* **What is being asked**:
Print the entries verbatim, leaving out the images they contain.
-------- Data in this exercise
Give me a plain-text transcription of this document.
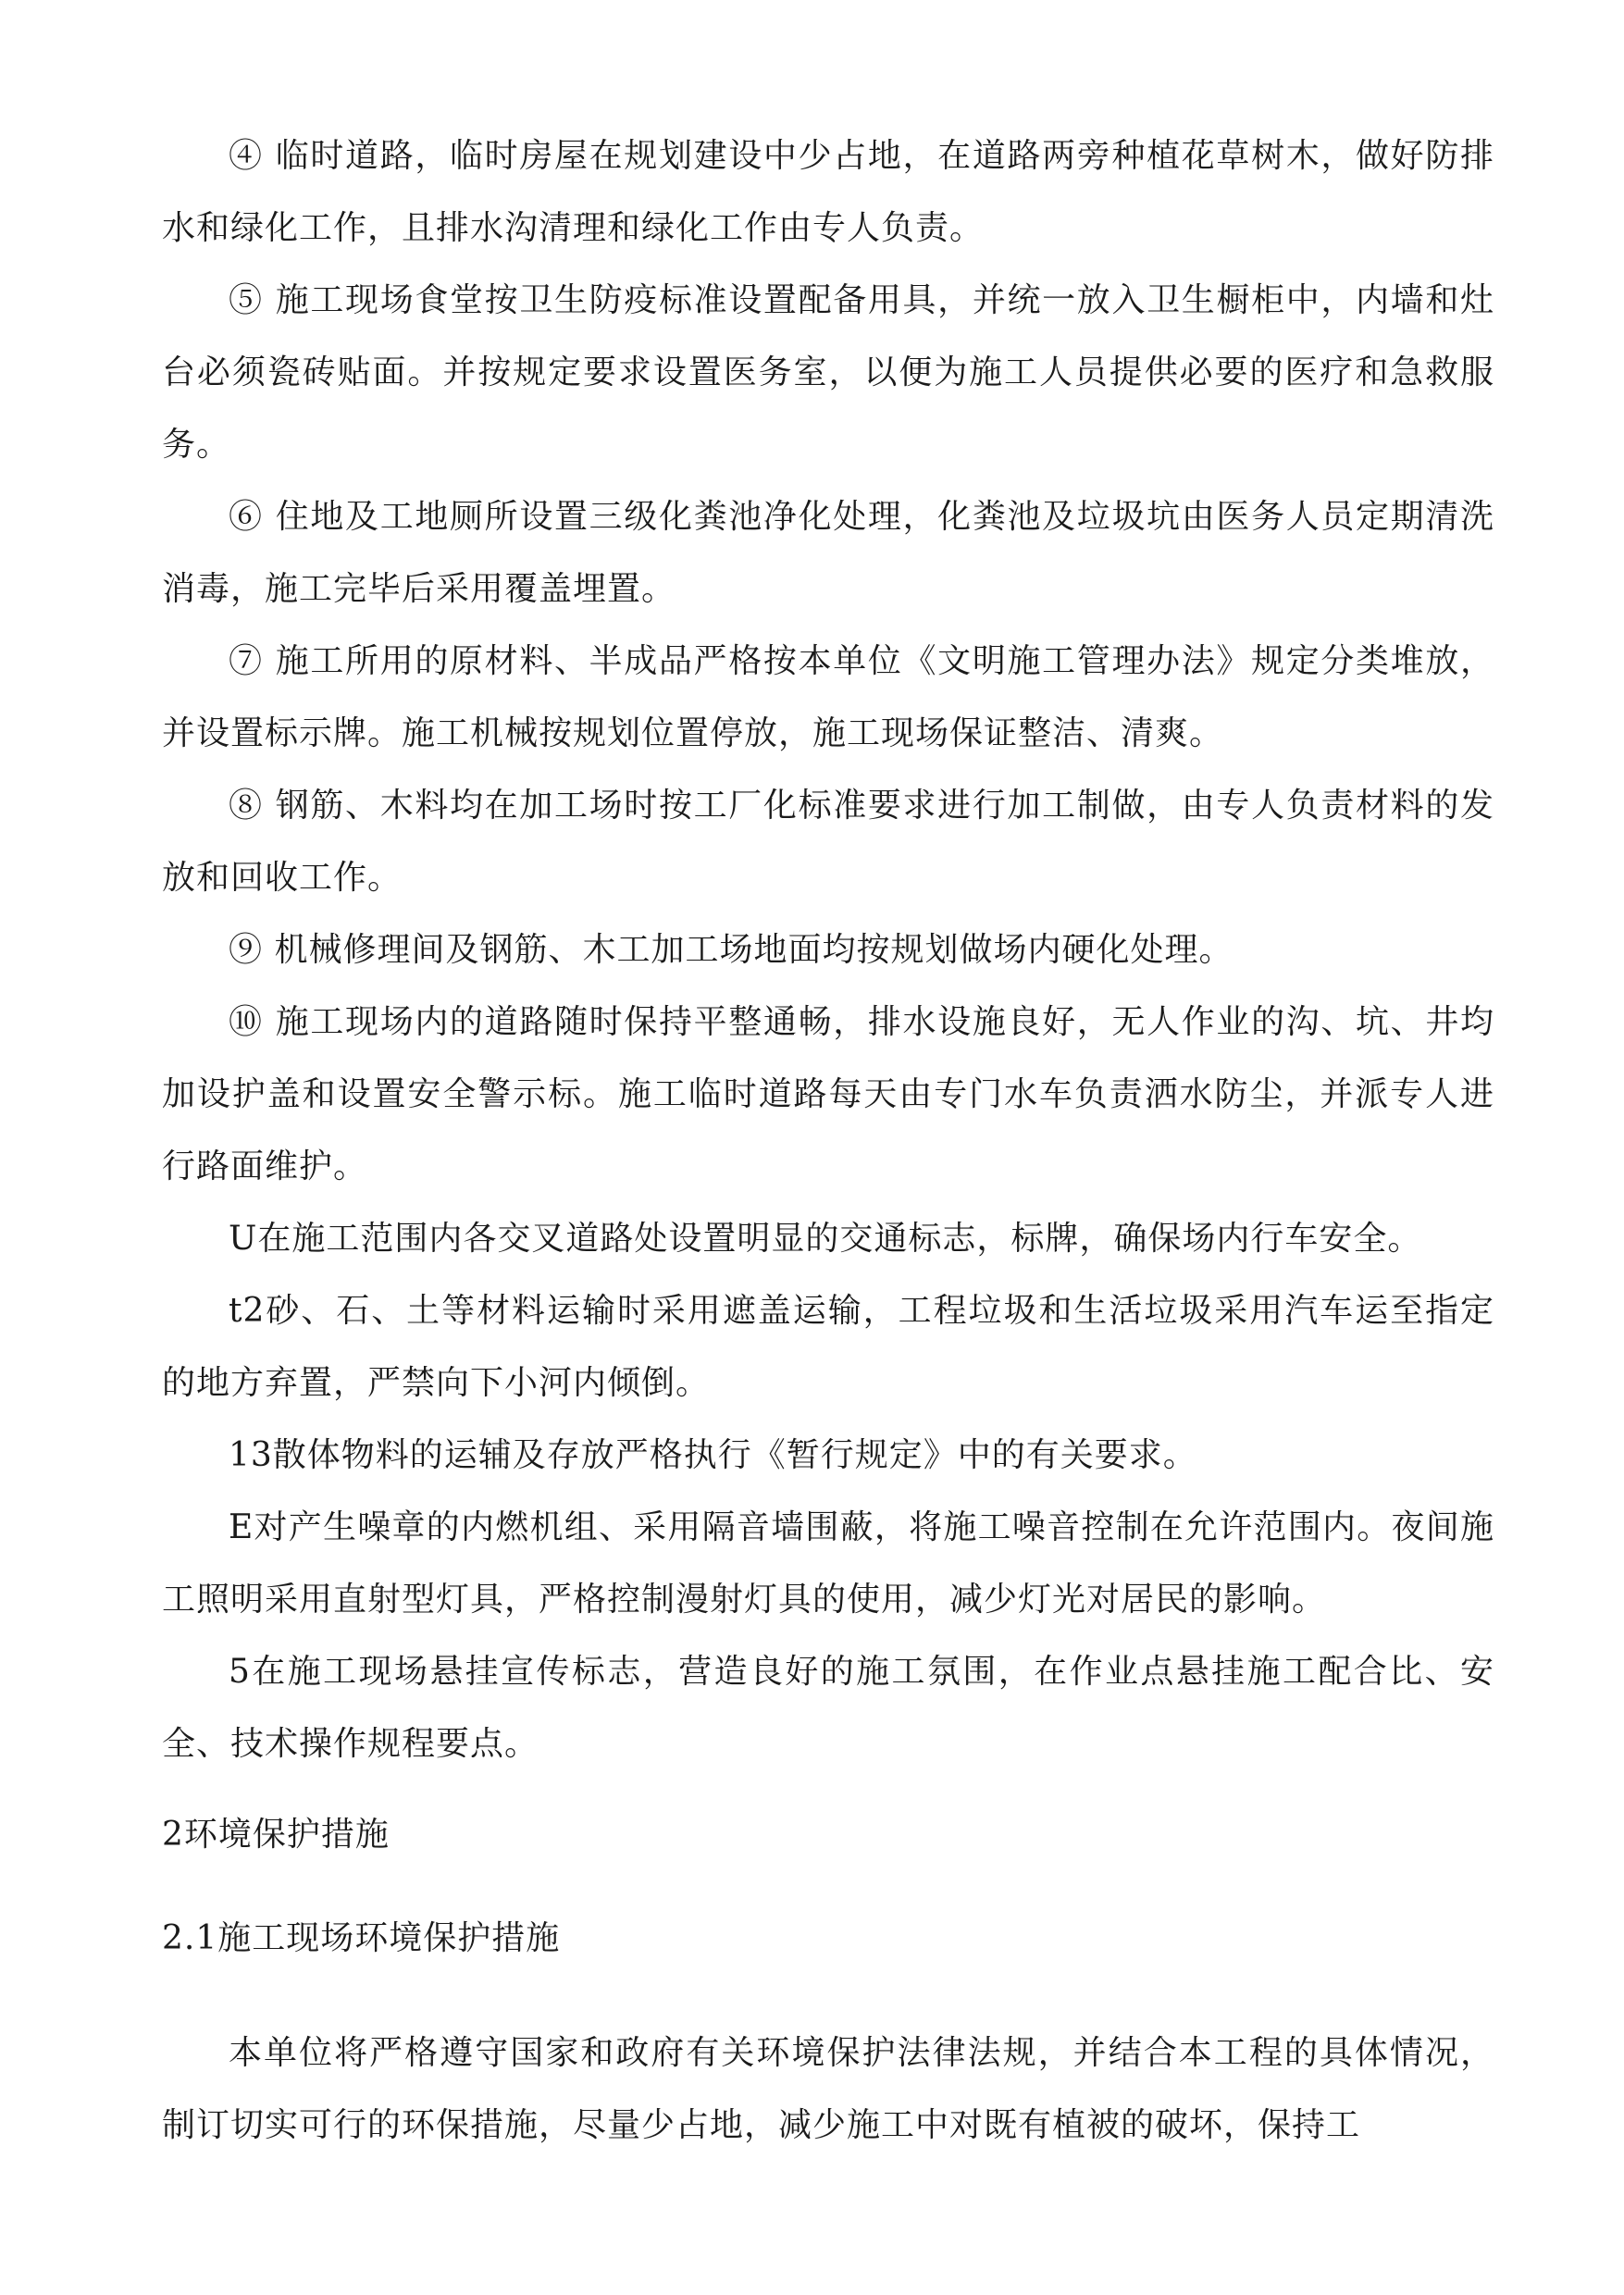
④ 临时道路，临时房屋在规划建设中少占地，在道路两旁种植花草树木，做好防排水和绿化工作，且排水沟清理和绿化工作由专人负责。

⑤ 施工现场食堂按卫生防疫标准设置配备用具，并统一放入卫生橱柜中，内墙和灶台必须瓷砖贴面。并按规定要求设置医务室，以便为施工人员提供必要的医疗和急救服务。

⑥ 住地及工地厕所设置三级化粪池净化处理，化粪池及垃圾坑由医务人员定期清洗消毒，施工完毕后采用覆盖埋置。

⑦ 施工所用的原材料、半成品严格按本单位《文明施工管理办法》规定分类堆放，并设置标示牌。施工机械按规划位置停放，施工现场保证整洁、清爽。

⑧ 钢筋、木料均在加工场时按工厂化标准要求进行加工制做，由专人负责材料的发放和回收工作。

⑨ 机械修理间及钢筋、木工加工场地面均按规划做场内硬化处理。

⑩ 施工现场内的道路随时保持平整通畅，排水设施良好，无人作业的沟、坑、井均加设护盖和设置安全警示标。施工临时道路每天由专门水车负责洒水防尘，并派专人进行路面维护。

U在施工范围内各交叉道路处设置明显的交通标志，标牌，确保场内行车安全。

t2砂、石、土等材料运输时采用遮盖运输，工程垃圾和生活垃圾采用汽车运至指定的地方弃置，严禁向下小河内倾倒。

13散体物料的运辅及存放严格执行《暂行规定》中的有关要求。

E对产生噪章的内燃机组、采用隔音墙围蔽，将施工噪音控制在允许范围内。夜间施工照明采用直射型灯具，严格控制漫射灯具的使用，减少灯光对居民的影响。

5在施工现场悬挂宣传标志，营造良好的施工氛围，在作业点悬挂施工配合比、安全、技术操作规程要点。

2环境保护措施

2.1施工现场环境保护措施

本单位将严格遵守国家和政府有关环境保护法律法规，并结合本工程的具体情况，制订切实可行的环保措施，尽量少占地，减少施工中对既有植被的破坏，保持工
----------------
* **Reply to the task**:
Give me a plain-text transcription of this document.
④ 临时道路，临时房屋在规划建设中少占地，在道路两旁种植花草树木，做好防排水和绿化工作，且排水沟清理和绿化工作由专人负责。

⑤ 施工现场食堂按卫生防疫标准设置配备用具，并统一放入卫生橱柜中，内墙和灶台必须瓷砖贴面。并按规定要求设置医务室，以便为施工人员提供必要的医疗和急救服务。

⑥ 住地及工地厕所设置三级化粪池净化处理，化粪池及垃圾坑由医务人员定期清洗消毒，施工完毕后采用覆盖埋置。

⑦ 施工所用的原材料、半成品严格按本单位《文明施工管理办法》规定分类堆放，并设置标示牌。施工机械按规划位置停放，施工现场保证整洁、清爽。

⑧ 钢筋、木料均在加工场时按工厂化标准要求进行加工制做，由专人负责材料的发放和回收工作。

⑨ 机械修理间及钢筋、木工加工场地面均按规划做场内硬化处理。

⑩ 施工现场内的道路随时保持平整通畅，排水设施良好，无人作业的沟、坑、井均加设护盖和设置安全警示标。施工临时道路每天由专门水车负责洒水防尘，并派专人进行路面维护。

U在施工范围内各交叉道路处设置明显的交通标志，标牌，确保场内行车安全。

t2砂、石、土等材料运输时采用遮盖运输，工程垃圾和生活垃圾采用汽车运至指定的地方弃置，严禁向下小河内倾倒。

13散体物料的运辅及存放严格执行《暂行规定》中的有关要求。

E对产生噪章的内燃机组、采用隔音墙围蔽，将施工噪音控制在允许范围内。夜间施工照明采用直射型灯具，严格控制漫射灯具的使用，减少灯光对居民的影响。

5在施工现场悬挂宣传标志，营造良好的施工氛围，在作业点悬挂施工配合比、安全、技术操作规程要点。

2环境保护措施

2.1施工现场环境保护措施

本单位将严格遵守国家和政府有关环境保护法律法规，并结合本工程的具体情况，制订切实可行的环保措施，尽量少占地，减少施工中对既有植被的破坏，保持工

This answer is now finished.